=== Raw records ===

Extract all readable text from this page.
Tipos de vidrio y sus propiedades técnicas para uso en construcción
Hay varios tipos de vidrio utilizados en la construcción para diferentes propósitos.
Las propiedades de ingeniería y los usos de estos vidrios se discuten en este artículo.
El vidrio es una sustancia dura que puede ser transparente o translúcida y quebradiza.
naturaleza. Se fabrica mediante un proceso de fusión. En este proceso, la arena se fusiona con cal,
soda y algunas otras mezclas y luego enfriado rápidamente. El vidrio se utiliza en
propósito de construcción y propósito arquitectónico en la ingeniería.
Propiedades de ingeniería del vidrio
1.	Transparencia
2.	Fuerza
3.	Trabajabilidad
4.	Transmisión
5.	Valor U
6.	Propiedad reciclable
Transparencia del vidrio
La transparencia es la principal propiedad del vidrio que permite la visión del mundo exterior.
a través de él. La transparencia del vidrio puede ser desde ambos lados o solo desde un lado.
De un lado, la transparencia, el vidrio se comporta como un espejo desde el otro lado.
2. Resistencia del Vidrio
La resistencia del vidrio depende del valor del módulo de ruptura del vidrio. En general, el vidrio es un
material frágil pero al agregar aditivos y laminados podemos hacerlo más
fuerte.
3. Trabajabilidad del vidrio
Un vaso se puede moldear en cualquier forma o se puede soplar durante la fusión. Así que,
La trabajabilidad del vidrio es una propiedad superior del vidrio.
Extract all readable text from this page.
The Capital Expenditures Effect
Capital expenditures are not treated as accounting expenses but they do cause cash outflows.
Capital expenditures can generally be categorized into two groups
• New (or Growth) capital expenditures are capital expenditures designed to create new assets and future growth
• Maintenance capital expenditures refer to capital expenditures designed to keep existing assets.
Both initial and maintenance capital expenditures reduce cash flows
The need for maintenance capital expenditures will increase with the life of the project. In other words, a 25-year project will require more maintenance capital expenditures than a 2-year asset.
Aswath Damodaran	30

=== Problem to work on ===
Tally the lines of the records holding the word "desde", then give only the resulting number.

=== Output ===
2